Without the pictures, output the records below word for word.

[Start of Dataset extract]

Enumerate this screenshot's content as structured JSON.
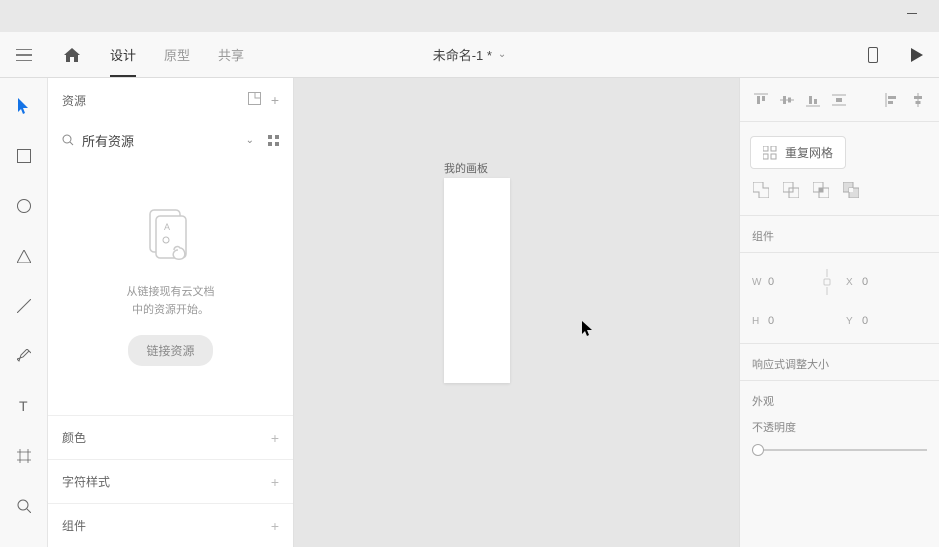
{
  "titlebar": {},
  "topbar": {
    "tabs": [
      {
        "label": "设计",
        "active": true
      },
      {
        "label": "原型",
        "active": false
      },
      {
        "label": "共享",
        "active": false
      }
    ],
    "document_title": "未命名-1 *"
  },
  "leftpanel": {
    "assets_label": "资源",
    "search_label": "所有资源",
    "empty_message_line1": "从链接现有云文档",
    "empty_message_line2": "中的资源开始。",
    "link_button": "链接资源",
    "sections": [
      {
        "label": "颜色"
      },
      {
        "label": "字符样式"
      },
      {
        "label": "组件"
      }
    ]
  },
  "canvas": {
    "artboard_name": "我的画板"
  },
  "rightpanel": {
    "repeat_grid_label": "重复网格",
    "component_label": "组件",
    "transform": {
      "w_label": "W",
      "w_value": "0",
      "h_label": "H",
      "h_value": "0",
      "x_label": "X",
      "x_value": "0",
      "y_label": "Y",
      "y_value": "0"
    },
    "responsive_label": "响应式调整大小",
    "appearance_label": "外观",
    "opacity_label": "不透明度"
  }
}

[End of Dataset extract]

* Written solution:
Enumerate this screenshot's content as structured JSON.
{
  "titlebar": {},
  "topbar": {
    "tabs": [
      {
        "label": "设计",
        "active": true
      },
      {
        "label": "原型",
        "active": false
      },
      {
        "label": "共享",
        "active": false
      }
    ],
    "document_title": "未命名-1 *"
  },
  "leftpanel": {
    "assets_label": "资源",
    "search_label": "所有资源",
    "empty_message_line1": "从链接现有云文档",
    "empty_message_line2": "中的资源开始。",
    "link_button": "链接资源",
    "sections": [
      {
        "label": "颜色"
      },
      {
        "label": "字符样式"
      },
      {
        "label": "组件"
      }
    ]
  },
  "canvas": {
    "artboard_name": "我的画板"
  },
  "rightpanel": {
    "repeat_grid_label": "重复网格",
    "component_label": "组件",
    "transform": {
      "w_label": "W",
      "w_value": "0",
      "h_label": "H",
      "h_value": "0",
      "x_label": "X",
      "x_value": "0",
      "y_label": "Y",
      "y_value": "0"
    },
    "responsive_label": "响应式调整大小",
    "appearance_label": "外观",
    "opacity_label": "不透明度"
  }
}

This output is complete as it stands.